[Data entries]
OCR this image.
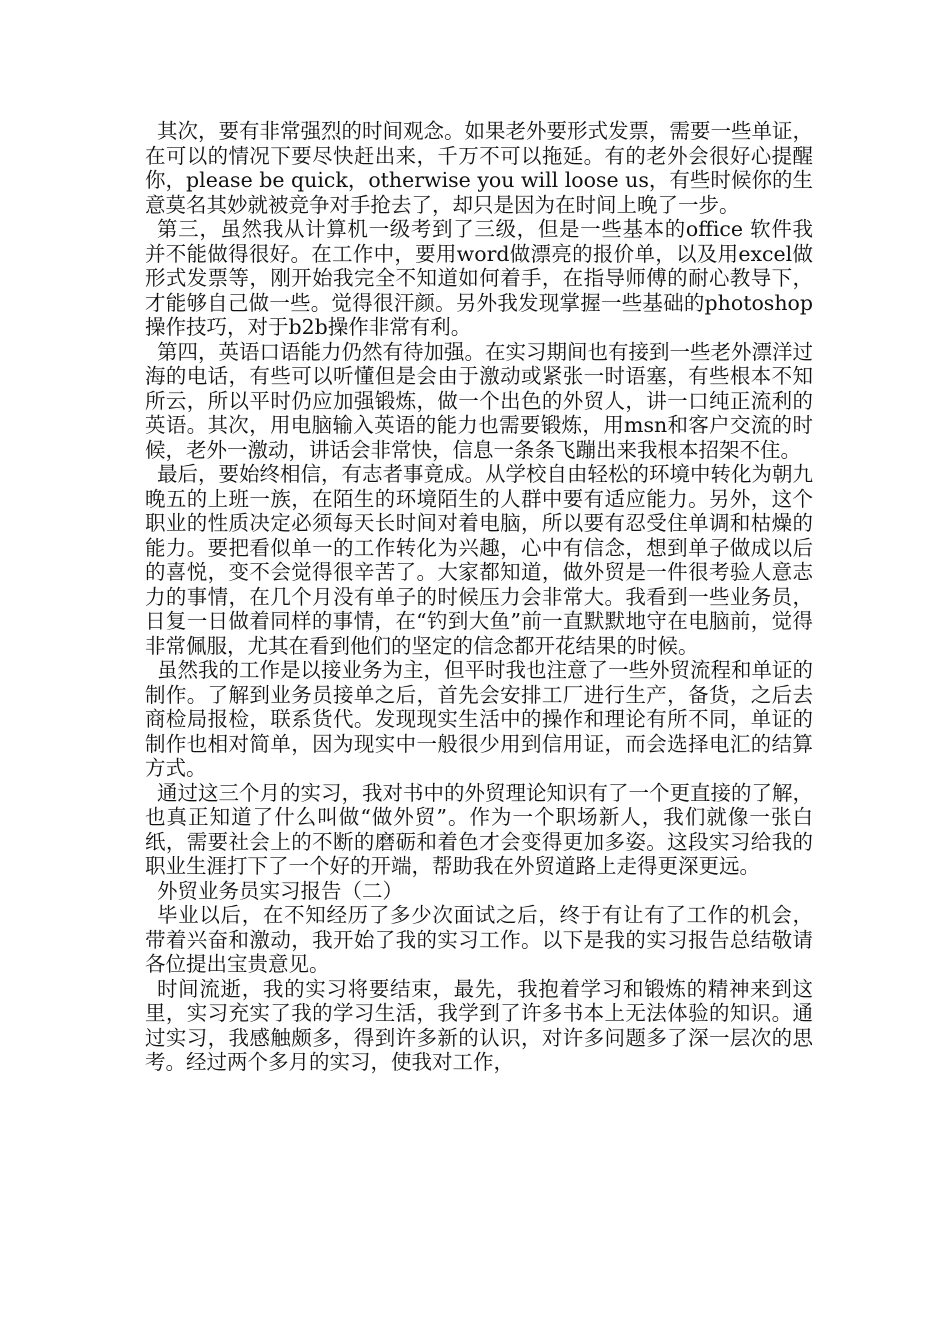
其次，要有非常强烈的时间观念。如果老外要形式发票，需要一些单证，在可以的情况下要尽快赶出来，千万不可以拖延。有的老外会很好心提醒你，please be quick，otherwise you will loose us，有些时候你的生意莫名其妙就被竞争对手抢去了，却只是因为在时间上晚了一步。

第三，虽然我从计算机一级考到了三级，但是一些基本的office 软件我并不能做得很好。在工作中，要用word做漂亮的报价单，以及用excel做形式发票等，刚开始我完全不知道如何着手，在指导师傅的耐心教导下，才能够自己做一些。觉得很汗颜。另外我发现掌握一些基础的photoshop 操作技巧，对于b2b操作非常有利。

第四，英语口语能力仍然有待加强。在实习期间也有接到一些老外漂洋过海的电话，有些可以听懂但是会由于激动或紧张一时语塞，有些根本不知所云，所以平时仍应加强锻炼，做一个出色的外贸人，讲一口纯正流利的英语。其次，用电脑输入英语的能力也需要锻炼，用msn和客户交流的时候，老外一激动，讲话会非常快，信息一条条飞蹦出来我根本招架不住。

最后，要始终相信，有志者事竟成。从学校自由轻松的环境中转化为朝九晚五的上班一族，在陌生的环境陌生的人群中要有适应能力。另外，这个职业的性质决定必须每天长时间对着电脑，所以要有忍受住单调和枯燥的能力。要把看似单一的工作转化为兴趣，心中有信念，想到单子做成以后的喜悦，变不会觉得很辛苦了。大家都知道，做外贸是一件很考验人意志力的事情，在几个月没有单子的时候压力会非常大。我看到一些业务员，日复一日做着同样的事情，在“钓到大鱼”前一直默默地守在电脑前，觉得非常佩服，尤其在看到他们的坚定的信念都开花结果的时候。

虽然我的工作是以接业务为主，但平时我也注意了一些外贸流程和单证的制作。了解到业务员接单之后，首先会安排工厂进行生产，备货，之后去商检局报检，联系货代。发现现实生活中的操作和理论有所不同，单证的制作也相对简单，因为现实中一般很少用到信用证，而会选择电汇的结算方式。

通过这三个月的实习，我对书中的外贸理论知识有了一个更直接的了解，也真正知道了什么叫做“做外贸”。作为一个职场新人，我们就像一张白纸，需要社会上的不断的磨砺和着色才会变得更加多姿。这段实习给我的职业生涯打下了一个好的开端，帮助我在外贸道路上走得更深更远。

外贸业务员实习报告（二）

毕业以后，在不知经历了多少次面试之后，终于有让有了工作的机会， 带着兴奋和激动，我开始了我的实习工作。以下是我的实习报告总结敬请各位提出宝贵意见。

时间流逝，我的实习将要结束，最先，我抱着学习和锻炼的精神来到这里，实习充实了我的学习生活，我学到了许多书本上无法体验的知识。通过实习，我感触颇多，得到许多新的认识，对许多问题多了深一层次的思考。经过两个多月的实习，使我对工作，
--
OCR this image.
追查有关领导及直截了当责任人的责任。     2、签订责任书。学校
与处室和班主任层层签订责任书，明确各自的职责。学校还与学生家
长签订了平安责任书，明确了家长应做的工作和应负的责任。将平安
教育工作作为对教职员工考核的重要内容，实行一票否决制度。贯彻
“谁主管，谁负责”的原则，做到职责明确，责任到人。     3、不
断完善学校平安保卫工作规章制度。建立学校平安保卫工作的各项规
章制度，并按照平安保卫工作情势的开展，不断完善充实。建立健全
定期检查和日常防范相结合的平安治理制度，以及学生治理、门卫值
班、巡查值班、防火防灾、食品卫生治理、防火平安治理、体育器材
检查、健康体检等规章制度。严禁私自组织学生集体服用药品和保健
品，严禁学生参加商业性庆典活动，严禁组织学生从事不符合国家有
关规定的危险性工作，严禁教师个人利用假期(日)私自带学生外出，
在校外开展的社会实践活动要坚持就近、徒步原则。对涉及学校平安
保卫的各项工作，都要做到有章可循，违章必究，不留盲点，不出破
--
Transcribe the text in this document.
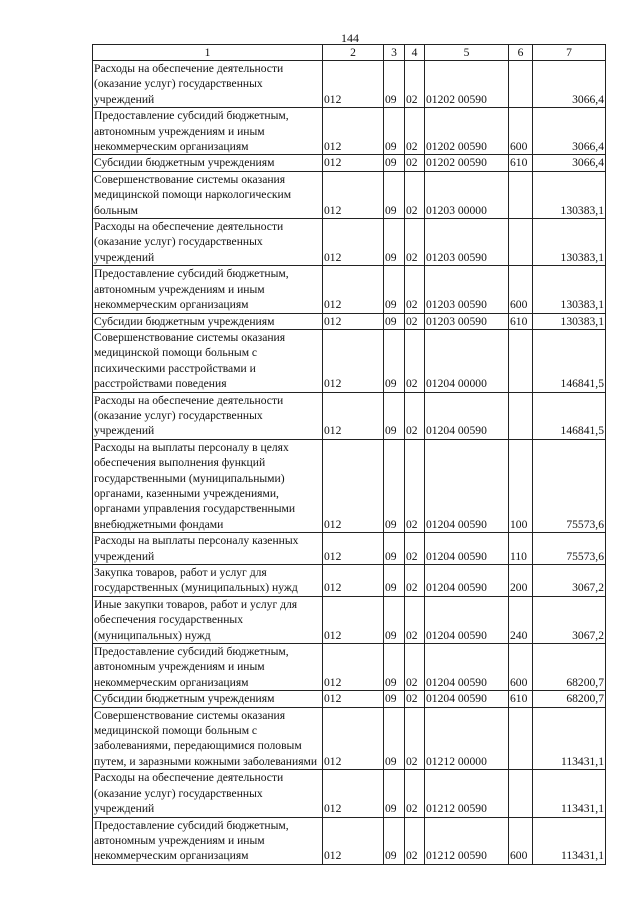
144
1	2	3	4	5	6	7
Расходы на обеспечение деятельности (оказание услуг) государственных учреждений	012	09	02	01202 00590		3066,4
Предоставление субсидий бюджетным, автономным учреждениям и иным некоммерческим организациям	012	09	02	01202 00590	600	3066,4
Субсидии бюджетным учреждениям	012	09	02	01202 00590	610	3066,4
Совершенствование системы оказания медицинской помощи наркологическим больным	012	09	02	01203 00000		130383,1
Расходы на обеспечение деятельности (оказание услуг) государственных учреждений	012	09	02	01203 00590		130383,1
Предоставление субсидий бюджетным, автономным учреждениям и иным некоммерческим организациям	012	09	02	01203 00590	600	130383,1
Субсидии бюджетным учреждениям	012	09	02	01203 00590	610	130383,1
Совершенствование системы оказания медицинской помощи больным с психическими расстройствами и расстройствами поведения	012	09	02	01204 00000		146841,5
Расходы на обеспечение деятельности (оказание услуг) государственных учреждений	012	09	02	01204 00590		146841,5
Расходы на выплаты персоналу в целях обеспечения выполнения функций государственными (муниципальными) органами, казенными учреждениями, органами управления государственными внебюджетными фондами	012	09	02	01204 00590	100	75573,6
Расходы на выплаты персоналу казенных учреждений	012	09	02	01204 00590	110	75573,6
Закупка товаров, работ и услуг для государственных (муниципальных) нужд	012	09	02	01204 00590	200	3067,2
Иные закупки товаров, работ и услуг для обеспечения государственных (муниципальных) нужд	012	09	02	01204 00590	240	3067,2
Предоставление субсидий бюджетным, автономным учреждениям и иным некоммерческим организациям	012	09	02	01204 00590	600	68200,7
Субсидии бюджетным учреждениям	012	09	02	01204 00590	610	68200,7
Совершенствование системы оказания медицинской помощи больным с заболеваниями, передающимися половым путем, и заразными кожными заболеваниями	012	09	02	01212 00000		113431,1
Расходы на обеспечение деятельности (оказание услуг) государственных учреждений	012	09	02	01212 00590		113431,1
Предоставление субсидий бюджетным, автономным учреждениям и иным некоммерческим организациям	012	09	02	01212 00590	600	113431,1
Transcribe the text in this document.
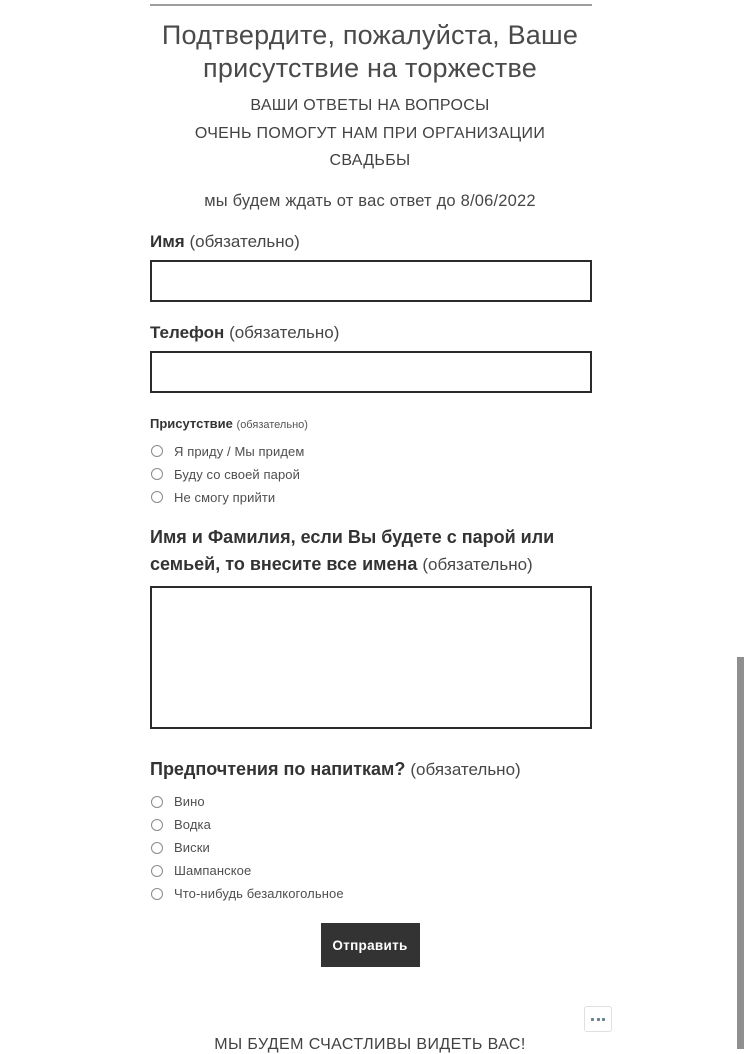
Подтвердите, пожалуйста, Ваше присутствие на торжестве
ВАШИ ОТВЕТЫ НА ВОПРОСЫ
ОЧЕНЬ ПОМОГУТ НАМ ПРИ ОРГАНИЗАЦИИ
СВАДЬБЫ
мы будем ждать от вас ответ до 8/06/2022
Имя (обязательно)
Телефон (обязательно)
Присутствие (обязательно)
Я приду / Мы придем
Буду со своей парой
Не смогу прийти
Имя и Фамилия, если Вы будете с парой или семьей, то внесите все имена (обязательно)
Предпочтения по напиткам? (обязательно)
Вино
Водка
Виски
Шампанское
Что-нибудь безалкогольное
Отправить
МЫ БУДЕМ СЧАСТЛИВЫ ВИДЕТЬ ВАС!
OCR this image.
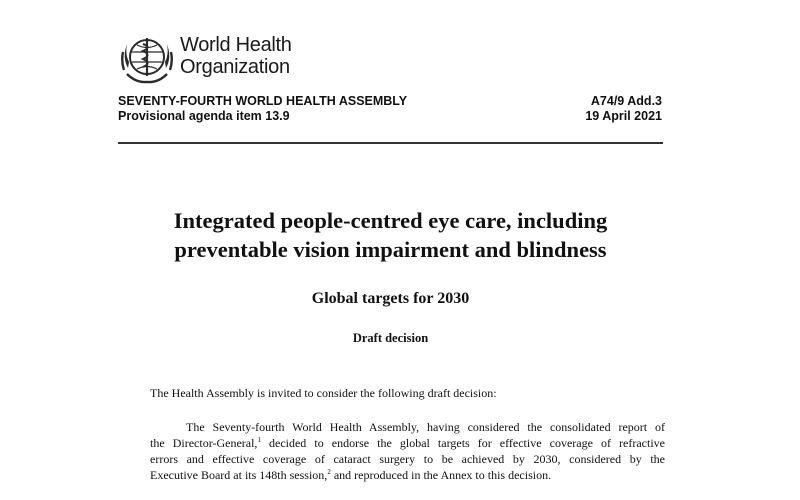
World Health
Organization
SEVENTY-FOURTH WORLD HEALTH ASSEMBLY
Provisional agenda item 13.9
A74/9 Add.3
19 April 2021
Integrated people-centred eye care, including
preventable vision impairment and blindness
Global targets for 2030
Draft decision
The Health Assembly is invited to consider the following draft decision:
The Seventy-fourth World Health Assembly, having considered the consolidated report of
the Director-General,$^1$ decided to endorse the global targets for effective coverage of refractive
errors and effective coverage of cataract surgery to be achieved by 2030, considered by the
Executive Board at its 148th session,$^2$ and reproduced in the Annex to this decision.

> **What to do**: Only lines that contain the word "работ" are wanted; copy each of them.

> **Reply to the exercise**:
Закупка товаров, работ и услуг для государственных (муниципальных) нужд	012	09	02	01204 00590	200	3067,2
Иные закупки товаров, работ и услуг для обеспечения государственных (муниципальных) нужд	012	09	02	01204 00590	240	3067,2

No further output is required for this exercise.